STATED EXERCISE.
Tally up the lines that include "Filter" and state that number by itself.

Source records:
[Begin]

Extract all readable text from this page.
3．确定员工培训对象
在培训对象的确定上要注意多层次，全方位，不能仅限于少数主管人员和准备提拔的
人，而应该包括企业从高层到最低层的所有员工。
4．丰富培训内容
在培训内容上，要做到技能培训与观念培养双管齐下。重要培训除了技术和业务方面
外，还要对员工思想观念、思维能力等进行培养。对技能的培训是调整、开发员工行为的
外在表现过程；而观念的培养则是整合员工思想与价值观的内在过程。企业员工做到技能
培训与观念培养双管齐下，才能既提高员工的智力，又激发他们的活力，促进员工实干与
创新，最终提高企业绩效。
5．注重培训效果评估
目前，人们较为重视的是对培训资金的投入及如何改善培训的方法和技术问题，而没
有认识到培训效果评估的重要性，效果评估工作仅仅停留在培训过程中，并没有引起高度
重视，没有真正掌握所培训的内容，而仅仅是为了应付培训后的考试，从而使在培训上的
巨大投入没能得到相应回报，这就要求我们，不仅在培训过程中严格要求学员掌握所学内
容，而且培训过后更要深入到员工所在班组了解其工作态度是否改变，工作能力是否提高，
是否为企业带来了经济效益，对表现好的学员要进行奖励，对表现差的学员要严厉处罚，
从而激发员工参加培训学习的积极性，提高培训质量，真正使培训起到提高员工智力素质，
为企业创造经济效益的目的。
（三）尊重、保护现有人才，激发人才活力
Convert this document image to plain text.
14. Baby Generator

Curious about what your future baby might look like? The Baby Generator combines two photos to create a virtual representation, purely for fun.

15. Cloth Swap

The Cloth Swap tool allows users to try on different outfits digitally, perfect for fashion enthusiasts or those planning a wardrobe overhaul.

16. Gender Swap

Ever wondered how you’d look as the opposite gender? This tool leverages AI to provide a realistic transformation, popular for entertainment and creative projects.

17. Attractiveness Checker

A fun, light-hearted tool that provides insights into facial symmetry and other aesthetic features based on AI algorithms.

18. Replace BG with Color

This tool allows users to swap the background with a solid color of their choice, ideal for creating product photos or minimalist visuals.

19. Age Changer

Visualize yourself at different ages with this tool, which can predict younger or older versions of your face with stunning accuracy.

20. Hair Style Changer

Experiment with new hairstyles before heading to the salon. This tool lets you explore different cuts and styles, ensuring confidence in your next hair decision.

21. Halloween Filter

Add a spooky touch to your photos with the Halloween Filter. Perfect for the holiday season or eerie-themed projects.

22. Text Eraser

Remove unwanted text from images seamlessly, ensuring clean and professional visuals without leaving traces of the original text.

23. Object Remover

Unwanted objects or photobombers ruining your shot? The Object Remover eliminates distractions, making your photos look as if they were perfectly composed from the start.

[End]

IN RESPONSE.
2